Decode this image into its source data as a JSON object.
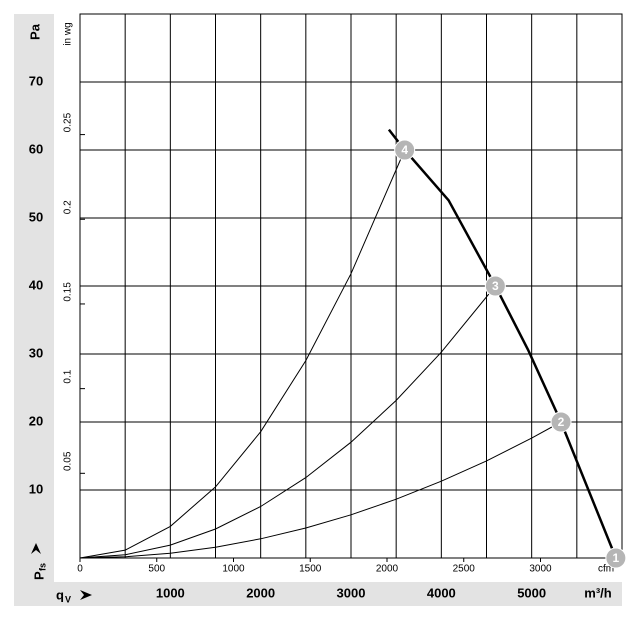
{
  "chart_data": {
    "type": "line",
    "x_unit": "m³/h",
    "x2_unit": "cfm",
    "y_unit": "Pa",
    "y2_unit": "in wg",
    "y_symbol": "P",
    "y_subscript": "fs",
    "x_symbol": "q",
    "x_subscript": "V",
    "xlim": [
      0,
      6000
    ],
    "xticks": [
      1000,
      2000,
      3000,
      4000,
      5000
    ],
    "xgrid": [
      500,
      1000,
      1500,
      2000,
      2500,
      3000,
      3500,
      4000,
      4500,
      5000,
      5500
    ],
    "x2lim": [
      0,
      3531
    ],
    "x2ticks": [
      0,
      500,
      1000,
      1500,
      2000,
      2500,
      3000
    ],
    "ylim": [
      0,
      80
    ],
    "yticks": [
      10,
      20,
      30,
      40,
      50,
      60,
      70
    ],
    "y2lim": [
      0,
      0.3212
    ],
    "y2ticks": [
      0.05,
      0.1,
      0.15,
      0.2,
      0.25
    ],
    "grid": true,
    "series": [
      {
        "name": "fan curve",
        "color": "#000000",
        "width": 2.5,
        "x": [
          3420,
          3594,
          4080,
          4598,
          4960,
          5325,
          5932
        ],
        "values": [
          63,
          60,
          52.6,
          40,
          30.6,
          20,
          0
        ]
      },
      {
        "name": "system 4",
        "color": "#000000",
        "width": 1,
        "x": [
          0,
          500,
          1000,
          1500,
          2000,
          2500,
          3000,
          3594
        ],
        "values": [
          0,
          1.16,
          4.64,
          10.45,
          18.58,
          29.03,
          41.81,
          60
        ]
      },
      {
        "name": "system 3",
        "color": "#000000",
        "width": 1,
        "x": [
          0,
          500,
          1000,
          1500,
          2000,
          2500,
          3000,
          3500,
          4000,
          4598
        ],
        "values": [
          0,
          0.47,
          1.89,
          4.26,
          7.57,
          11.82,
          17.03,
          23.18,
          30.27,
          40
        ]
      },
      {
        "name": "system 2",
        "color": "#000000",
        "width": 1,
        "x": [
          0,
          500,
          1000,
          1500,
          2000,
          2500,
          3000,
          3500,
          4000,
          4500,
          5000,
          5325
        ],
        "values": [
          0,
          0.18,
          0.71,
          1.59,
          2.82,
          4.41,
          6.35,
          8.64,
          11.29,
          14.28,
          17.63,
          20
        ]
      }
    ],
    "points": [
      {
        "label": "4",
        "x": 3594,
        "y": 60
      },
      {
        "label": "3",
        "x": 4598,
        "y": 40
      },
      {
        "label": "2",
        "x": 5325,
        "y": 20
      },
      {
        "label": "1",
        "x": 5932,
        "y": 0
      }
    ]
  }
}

○ ○ ○ ○ ○

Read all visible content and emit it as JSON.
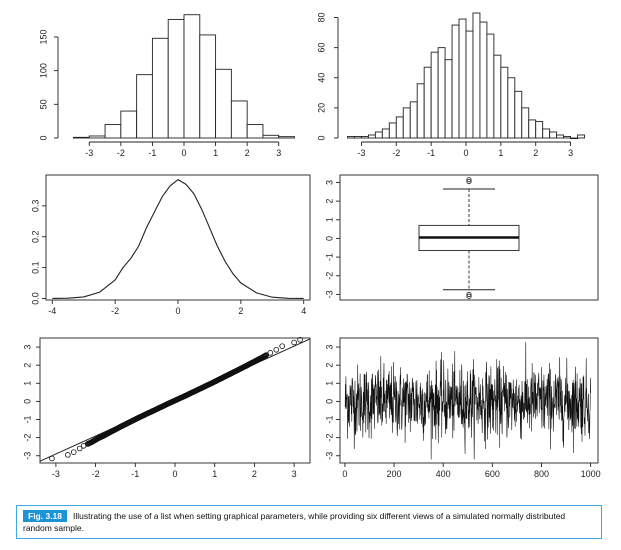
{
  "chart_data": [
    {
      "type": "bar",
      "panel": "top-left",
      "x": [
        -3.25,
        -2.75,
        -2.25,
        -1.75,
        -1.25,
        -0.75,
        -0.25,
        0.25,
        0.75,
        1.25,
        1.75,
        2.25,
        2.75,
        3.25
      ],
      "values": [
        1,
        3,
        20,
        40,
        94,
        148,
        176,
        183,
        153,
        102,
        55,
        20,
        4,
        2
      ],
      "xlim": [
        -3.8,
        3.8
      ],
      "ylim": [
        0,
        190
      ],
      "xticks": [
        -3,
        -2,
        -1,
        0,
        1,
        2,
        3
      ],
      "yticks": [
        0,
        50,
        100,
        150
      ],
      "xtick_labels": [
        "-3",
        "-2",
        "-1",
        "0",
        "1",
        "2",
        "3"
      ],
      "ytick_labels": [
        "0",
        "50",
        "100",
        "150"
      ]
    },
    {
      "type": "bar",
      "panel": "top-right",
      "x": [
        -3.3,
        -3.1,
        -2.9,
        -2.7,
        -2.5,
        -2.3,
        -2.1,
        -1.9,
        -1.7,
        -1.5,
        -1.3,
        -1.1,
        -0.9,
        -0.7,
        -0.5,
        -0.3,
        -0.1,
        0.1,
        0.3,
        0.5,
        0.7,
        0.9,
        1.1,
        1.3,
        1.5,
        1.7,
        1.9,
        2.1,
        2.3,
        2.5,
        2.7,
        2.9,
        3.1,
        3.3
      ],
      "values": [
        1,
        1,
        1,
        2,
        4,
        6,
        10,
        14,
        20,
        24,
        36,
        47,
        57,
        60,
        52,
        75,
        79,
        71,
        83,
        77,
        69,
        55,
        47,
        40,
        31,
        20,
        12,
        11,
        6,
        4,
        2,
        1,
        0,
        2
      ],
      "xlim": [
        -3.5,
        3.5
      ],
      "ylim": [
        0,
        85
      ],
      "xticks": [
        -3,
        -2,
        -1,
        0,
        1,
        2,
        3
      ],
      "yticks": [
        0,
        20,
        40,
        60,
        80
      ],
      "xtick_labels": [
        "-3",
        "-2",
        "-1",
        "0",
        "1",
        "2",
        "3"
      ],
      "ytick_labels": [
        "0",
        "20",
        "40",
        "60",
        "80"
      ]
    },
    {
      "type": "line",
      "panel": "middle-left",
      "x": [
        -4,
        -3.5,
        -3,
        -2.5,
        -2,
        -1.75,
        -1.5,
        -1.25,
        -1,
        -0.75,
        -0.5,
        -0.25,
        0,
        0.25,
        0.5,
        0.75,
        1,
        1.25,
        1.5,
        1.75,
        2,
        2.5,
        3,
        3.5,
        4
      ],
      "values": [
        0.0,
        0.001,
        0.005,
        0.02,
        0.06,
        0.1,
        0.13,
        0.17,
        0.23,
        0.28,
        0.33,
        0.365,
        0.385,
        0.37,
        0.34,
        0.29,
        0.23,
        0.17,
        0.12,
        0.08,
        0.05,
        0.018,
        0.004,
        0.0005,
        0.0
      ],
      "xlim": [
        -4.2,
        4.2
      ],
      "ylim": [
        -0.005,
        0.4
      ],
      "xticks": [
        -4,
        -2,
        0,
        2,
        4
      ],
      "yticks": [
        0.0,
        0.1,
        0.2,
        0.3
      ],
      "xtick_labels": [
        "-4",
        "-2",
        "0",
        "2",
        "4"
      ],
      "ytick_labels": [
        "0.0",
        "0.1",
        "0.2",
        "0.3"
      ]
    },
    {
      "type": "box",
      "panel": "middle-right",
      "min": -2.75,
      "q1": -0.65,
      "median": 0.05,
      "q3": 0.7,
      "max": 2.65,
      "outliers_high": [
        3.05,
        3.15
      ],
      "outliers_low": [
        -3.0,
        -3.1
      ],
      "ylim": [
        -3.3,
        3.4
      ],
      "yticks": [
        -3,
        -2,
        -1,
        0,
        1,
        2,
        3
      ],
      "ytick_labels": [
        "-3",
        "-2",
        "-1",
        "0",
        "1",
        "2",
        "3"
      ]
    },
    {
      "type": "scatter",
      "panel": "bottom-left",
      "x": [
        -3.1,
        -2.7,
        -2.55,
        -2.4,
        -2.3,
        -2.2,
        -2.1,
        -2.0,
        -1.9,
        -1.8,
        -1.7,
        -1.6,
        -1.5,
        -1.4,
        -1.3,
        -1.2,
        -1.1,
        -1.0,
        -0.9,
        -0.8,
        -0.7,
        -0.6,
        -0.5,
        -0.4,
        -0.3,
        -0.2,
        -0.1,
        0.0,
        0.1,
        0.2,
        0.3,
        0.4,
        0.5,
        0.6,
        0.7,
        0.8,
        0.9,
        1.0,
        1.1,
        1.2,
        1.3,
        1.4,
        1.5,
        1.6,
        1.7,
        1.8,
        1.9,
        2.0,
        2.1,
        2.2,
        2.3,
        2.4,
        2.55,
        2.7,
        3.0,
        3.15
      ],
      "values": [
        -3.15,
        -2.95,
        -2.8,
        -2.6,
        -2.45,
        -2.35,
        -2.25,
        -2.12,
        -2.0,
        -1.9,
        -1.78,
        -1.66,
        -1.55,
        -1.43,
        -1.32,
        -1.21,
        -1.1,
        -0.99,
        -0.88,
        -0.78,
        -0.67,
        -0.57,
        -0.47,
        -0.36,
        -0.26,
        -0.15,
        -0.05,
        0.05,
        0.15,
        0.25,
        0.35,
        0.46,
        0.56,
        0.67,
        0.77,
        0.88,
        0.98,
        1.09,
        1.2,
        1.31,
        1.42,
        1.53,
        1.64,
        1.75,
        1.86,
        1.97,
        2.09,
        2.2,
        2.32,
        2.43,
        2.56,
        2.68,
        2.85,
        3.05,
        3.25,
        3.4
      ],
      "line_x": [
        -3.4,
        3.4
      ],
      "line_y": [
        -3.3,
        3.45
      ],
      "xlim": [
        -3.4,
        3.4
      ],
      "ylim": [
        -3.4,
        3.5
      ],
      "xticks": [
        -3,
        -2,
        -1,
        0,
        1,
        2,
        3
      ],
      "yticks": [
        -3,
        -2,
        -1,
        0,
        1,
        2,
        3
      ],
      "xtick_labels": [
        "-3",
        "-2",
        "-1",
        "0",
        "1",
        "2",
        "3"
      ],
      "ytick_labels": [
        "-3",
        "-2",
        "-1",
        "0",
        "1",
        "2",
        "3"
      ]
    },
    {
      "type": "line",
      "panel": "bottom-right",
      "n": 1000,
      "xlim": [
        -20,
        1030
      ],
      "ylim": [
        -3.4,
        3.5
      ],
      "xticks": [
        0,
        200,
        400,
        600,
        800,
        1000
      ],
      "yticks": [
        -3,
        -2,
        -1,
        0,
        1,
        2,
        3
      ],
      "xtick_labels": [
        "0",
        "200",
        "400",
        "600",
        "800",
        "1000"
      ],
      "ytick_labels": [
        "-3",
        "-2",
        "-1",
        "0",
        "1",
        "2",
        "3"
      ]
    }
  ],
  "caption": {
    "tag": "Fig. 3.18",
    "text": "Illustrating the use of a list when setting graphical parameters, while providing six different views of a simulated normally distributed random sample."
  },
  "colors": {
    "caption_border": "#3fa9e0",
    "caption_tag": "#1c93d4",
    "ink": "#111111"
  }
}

○ ○ ○ ○ ○

Requirements.
Of the lines in the listing, how many hold the word "middle"? Nothing but the number is needed.

The completed task.
2